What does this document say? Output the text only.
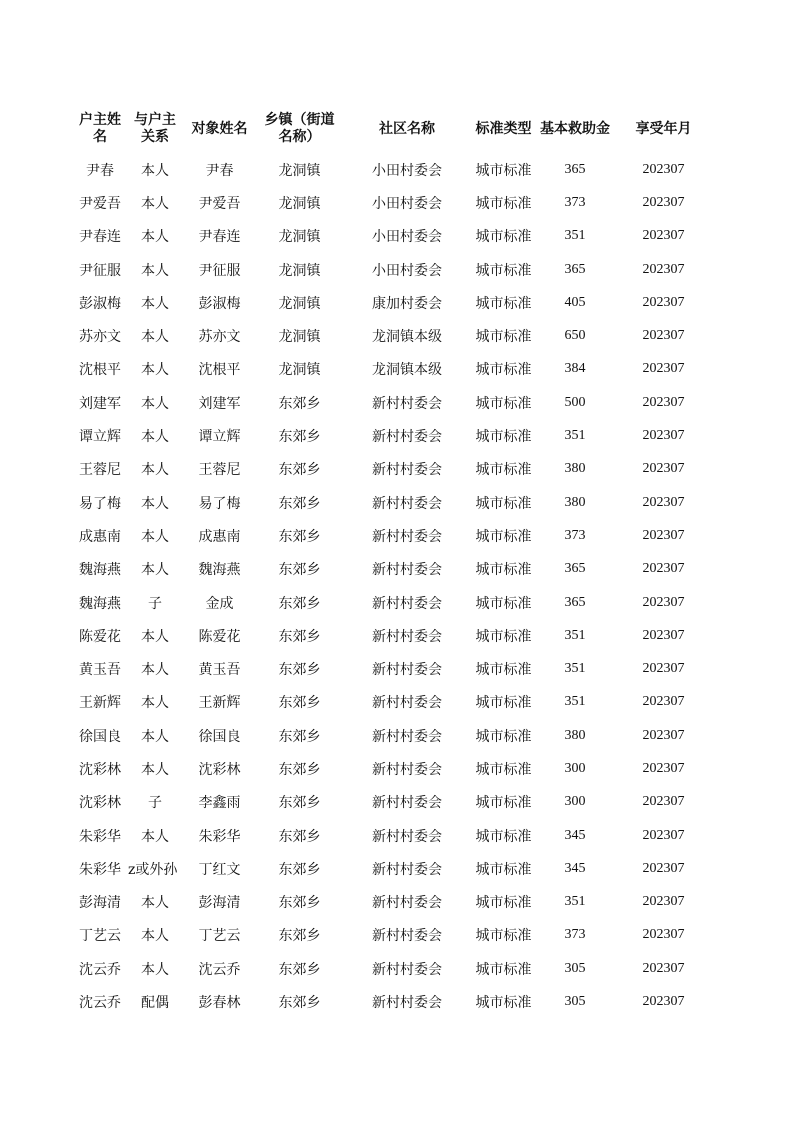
户主姓名	与户主关系	对象姓名	乡镇（街道名称）	社区名称	标准类型	基本救助金	享受年月
尹春	本人	尹春	龙洞镇	小田村委会	城市标准	365	202307
尹爱吾	本人	尹爱吾	龙洞镇	小田村委会	城市标准	373	202307
尹春连	本人	尹春连	龙洞镇	小田村委会	城市标准	351	202307
尹征服	本人	尹征服	龙洞镇	小田村委会	城市标准	365	202307
彭淑梅	本人	彭淑梅	龙洞镇	康加村委会	城市标准	405	202307
苏亦文	本人	苏亦文	龙洞镇	龙洞镇本级	城市标准	650	202307
沈根平	本人	沈根平	龙洞镇	龙洞镇本级	城市标准	384	202307
刘建军	本人	刘建军	东郊乡	新村村委会	城市标准	500	202307
谭立辉	本人	谭立辉	东郊乡	新村村委会	城市标准	351	202307
王蓉尼	本人	王蓉尼	东郊乡	新村村委会	城市标准	380	202307
易了梅	本人	易了梅	东郊乡	新村村委会	城市标准	380	202307
成惠南	本人	成惠南	东郊乡	新村村委会	城市标准	373	202307
魏海燕	本人	魏海燕	东郊乡	新村村委会	城市标准	365	202307
魏海燕	子	金成	东郊乡	新村村委会	城市标准	365	202307
陈爱花	本人	陈爱花	东郊乡	新村村委会	城市标准	351	202307
黄玉吾	本人	黄玉吾	东郊乡	新村村委会	城市标准	351	202307
王新辉	本人	王新辉	东郊乡	新村村委会	城市标准	351	202307
徐国良	本人	徐国良	东郊乡	新村村委会	城市标准	380	202307
沈彩林	本人	沈彩林	东郊乡	新村村委会	城市标准	300	202307
沈彩林	子	李鑫雨	东郊乡	新村村委会	城市标准	300	202307
朱彩华	本人	朱彩华	东郊乡	新村村委会	城市标准	345	202307
朱彩华	z或外孙	丁红文	东郊乡	新村村委会	城市标准	345	202307
彭海清	本人	彭海清	东郊乡	新村村委会	城市标准	351	202307
丁艺云	本人	丁艺云	东郊乡	新村村委会	城市标准	373	202307
沈云乔	本人	沈云乔	东郊乡	新村村委会	城市标准	305	202307
沈云乔	配偶	彭春林	东郊乡	新村村委会	城市标准	305	202307
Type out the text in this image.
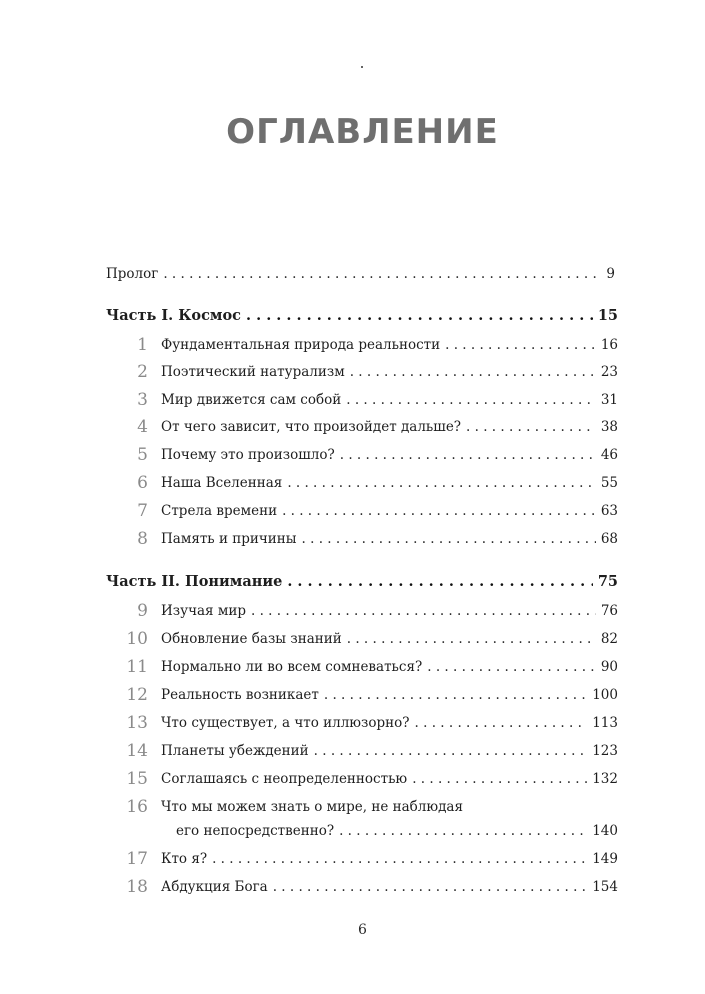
ОГЛАВЛЕНИЕ
Пролог . . .	9
Часть I. Космос . . .	15
1 Фундаментальная природа реальности . . .	16
2 Поэтический натурализм . . .	23
3 Мир движется сам собой . . .	31
4 От чего зависит, что произойдет дальше? . . .	38
5 Почему это произошло? . . .	46
6 Наша Вселенная . . .	55
7 Стрела времени . . .	63
8 Память и причины . . .	68
Часть II. Понимание . . .	75
9 Изучая мир . . .	76
10 Обновление базы знаний . . .	82
11 Нормально ли во всем сомневаться? . . .	90
12 Реальность возникает . . .	100
13 Что существует, а что иллюзорно? . . .	113
14 Планеты убеждений . . .	123
15 Соглашаясь с неопределенностью . . .	132
16 Что мы можем знать о мире, не наблюдая
его непосредственно? . . .	140
17 Кто я? . . .	149
18 Абдукция Бога . . .	154
6
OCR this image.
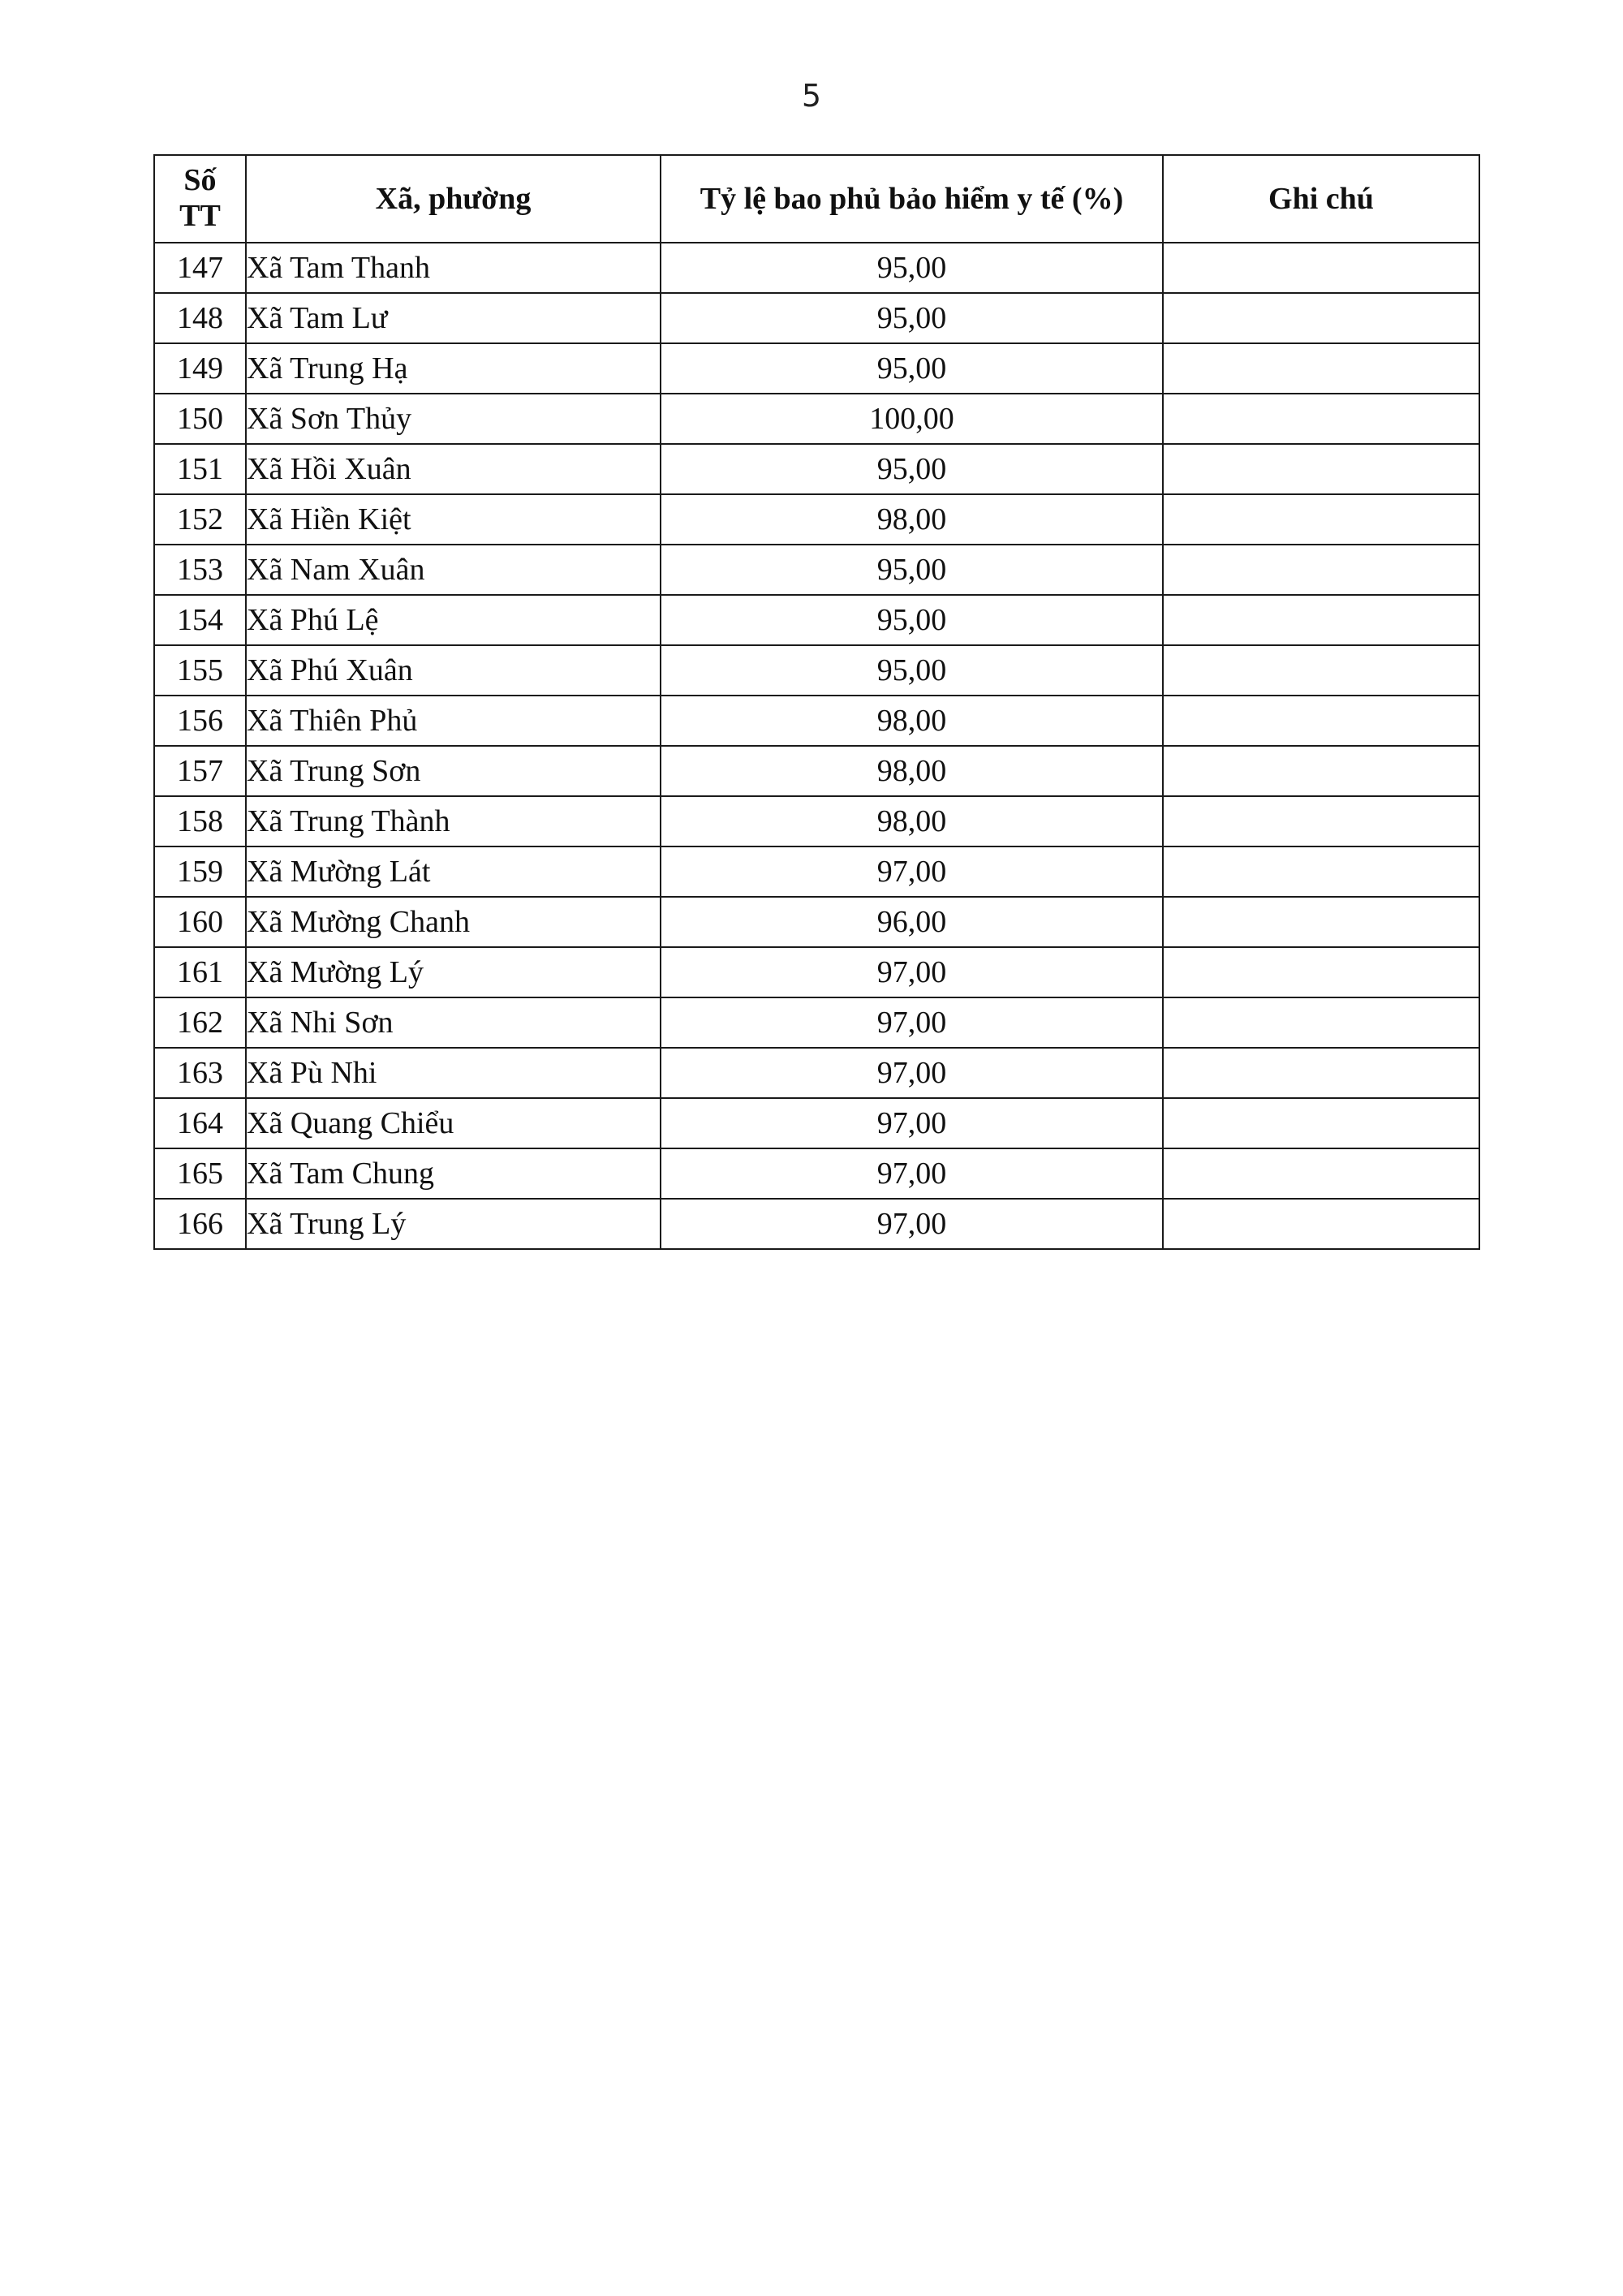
5
Số
TT	Xã, phường	Tỷ lệ bao phủ bảo hiểm y tế (%)	Ghi chú
147	Xã Tam Thanh	95,00	
148	Xã Tam Lư	95,00	
149	Xã Trung Hạ	95,00	
150	Xã Sơn Thủy	100,00	
151	Xã Hồi Xuân	95,00	
152	Xã Hiền Kiệt	98,00	
153	Xã Nam Xuân	95,00	
154	Xã Phú Lệ	95,00	
155	Xã Phú Xuân	95,00	
156	Xã Thiên Phủ	98,00	
157	Xã Trung Sơn	98,00	
158	Xã Trung Thành	98,00	
159	Xã Mường Lát	97,00	
160	Xã Mường Chanh	96,00	
161	Xã Mường Lý	97,00	
162	Xã Nhi Sơn	97,00	
163	Xã Pù Nhi	97,00	
164	Xã Quang Chiểu	97,00	
165	Xã Tam Chung	97,00	
166	Xã Trung Lý	97,00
┄┄┄┄┄┄
**Task to complete:** Repeat the data above exactly, but not the pictures.

**Complete answer:**
What does this document say? Output the text only.
户主姓名	与户主关系	对象姓名	乡镇（街道名称）	社区名称	标准类型	基本救助金	享受年月
尹春	本人	尹春	龙洞镇	小田村委会	城市标准	365	202307
尹爱吾	本人	尹爱吾	龙洞镇	小田村委会	城市标准	373	202307
尹春连	本人	尹春连	龙洞镇	小田村委会	城市标准	351	202307
尹征服	本人	尹征服	龙洞镇	小田村委会	城市标准	365	202307
彭淑梅	本人	彭淑梅	龙洞镇	康加村委会	城市标准	405	202307
苏亦文	本人	苏亦文	龙洞镇	龙洞镇本级	城市标准	650	202307
沈根平	本人	沈根平	龙洞镇	龙洞镇本级	城市标准	384	202307
刘建军	本人	刘建军	东郊乡	新村村委会	城市标准	500	202307
谭立辉	本人	谭立辉	东郊乡	新村村委会	城市标准	351	202307
王蓉尼	本人	王蓉尼	东郊乡	新村村委会	城市标准	380	202307
易了梅	本人	易了梅	东郊乡	新村村委会	城市标准	380	202307
成惠南	本人	成惠南	东郊乡	新村村委会	城市标准	373	202307
魏海燕	本人	魏海燕	东郊乡	新村村委会	城市标准	365	202307
魏海燕	子	金成	东郊乡	新村村委会	城市标准	365	202307
陈爱花	本人	陈爱花	东郊乡	新村村委会	城市标准	351	202307
黄玉吾	本人	黄玉吾	东郊乡	新村村委会	城市标准	351	202307
王新辉	本人	王新辉	东郊乡	新村村委会	城市标准	351	202307
徐国良	本人	徐国良	东郊乡	新村村委会	城市标准	380	202307
沈彩林	本人	沈彩林	东郊乡	新村村委会	城市标准	300	202307
沈彩林	子	李鑫雨	东郊乡	新村村委会	城市标准	300	202307
朱彩华	本人	朱彩华	东郊乡	新村村委会	城市标准	345	202307
朱彩华	z或外孙	丁红文	东郊乡	新村村委会	城市标准	345	202307
彭海清	本人	彭海清	东郊乡	新村村委会	城市标准	351	202307
丁艺云	本人	丁艺云	东郊乡	新村村委会	城市标准	373	202307
沈云乔	本人	沈云乔	东郊乡	新村村委会	城市标准	305	202307
沈云乔	配偶	彭春林	东郊乡	新村村委会	城市标准	305	202307
Type out the text in this image.
ОГЛАВЛЕНИЕ
Пролог . . .	9
Часть I. Космос . . .	15
1 Фундаментальная природа реальности . . .	16
2 Поэтический натурализм . . .	23
3 Мир движется сам собой . . .	31
4 От чего зависит, что произойдет дальше? . . .	38
5 Почему это произошло? . . .	46
6 Наша Вселенная . . .	55
7 Стрела времени . . .	63
8 Память и причины . . .	68
Часть II. Понимание . . .	75
9 Изучая мир . . .	76
10 Обновление базы знаний . . .	82
11 Нормально ли во всем сомневаться? . . .	90
12 Реальность возникает . . .	100
13 Что существует, а что иллюзорно? . . .	113
14 Планеты убеждений . . .	123
15 Соглашаясь с неопределенностью . . .	132
16 Что мы можем знать о мире, не наблюдая
его непосредственно? . . .	140
17 Кто я? . . .	149
18 Абдукция Бога . . .	154
6
OCR this image.
5
Số
TT	Xã, phường	Tỷ lệ bao phủ bảo hiểm y tế (%)	Ghi chú
147	Xã Tam Thanh	95,00	
148	Xã Tam Lư	95,00	
149	Xã Trung Hạ	95,00	
150	Xã Sơn Thủy	100,00	
151	Xã Hồi Xuân	95,00	
152	Xã Hiền Kiệt	98,00	
153	Xã Nam Xuân	95,00	
154	Xã Phú Lệ	95,00	
155	Xã Phú Xuân	95,00	
156	Xã Thiên Phủ	98,00	
157	Xã Trung Sơn	98,00	
158	Xã Trung Thành	98,00	
159	Xã Mường Lát	97,00	
160	Xã Mường Chanh	96,00	
161	Xã Mường Lý	97,00	
162	Xã Nhi Sơn	97,00	
163	Xã Pù Nhi	97,00	
164	Xã Quang Chiểu	97,00	
165	Xã Tam Chung	97,00	
166	Xã Trung Lý	97,00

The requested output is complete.